▶ Available data:

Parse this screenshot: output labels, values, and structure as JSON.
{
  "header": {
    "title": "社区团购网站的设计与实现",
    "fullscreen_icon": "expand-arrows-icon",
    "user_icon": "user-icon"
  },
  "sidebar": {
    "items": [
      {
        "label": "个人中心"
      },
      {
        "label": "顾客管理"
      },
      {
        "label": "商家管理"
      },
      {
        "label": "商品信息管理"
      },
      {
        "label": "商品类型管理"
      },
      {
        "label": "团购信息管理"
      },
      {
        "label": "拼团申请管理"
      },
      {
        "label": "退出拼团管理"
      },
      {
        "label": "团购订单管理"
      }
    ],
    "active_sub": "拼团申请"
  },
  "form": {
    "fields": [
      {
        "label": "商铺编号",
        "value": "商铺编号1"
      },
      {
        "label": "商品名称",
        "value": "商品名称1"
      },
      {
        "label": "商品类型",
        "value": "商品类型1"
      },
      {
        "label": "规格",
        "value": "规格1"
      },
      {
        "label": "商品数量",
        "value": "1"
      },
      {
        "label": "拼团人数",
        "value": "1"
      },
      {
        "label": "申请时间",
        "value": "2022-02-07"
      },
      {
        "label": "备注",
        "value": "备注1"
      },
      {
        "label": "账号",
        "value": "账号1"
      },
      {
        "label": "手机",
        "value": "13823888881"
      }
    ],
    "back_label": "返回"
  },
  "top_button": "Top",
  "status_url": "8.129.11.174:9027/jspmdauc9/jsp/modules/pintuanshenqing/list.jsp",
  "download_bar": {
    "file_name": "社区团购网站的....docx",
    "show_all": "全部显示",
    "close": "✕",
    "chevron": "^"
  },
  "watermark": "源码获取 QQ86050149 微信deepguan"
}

▶ Short exercise: Would you give the material above again, complete and exact?

▶ Right answer:
Parse this screenshot: output labels, values, and structure as JSON.
{
  "header": {
    "title": "社区团购网站的设计与实现",
    "fullscreen_icon": "expand-arrows-icon",
    "user_icon": "user-icon"
  },
  "sidebar": {
    "items": [
      {
        "label": "个人中心"
      },
      {
        "label": "顾客管理"
      },
      {
        "label": "商家管理"
      },
      {
        "label": "商品信息管理"
      },
      {
        "label": "商品类型管理"
      },
      {
        "label": "团购信息管理"
      },
      {
        "label": "拼团申请管理"
      },
      {
        "label": "退出拼团管理"
      },
      {
        "label": "团购订单管理"
      }
    ],
    "active_sub": "拼团申请"
  },
  "form": {
    "fields": [
      {
        "label": "商铺编号",
        "value": "商铺编号1"
      },
      {
        "label": "商品名称",
        "value": "商品名称1"
      },
      {
        "label": "商品类型",
        "value": "商品类型1"
      },
      {
        "label": "规格",
        "value": "规格1"
      },
      {
        "label": "商品数量",
        "value": "1"
      },
      {
        "label": "拼团人数",
        "value": "1"
      },
      {
        "label": "申请时间",
        "value": "2022-02-07"
      },
      {
        "label": "备注",
        "value": "备注1"
      },
      {
        "label": "账号",
        "value": "账号1"
      },
      {
        "label": "手机",
        "value": "13823888881"
      }
    ],
    "back_label": "返回"
  },
  "top_button": "Top",
  "status_url": "8.129.11.174:9027/jspmdauc9/jsp/modules/pintuanshenqing/list.jsp",
  "download_bar": {
    "file_name": "社区团购网站的....docx",
    "show_all": "全部显示",
    "close": "✕",
    "chevron": "^"
  },
  "watermark": "源码获取 QQ86050149 微信deepguan"
}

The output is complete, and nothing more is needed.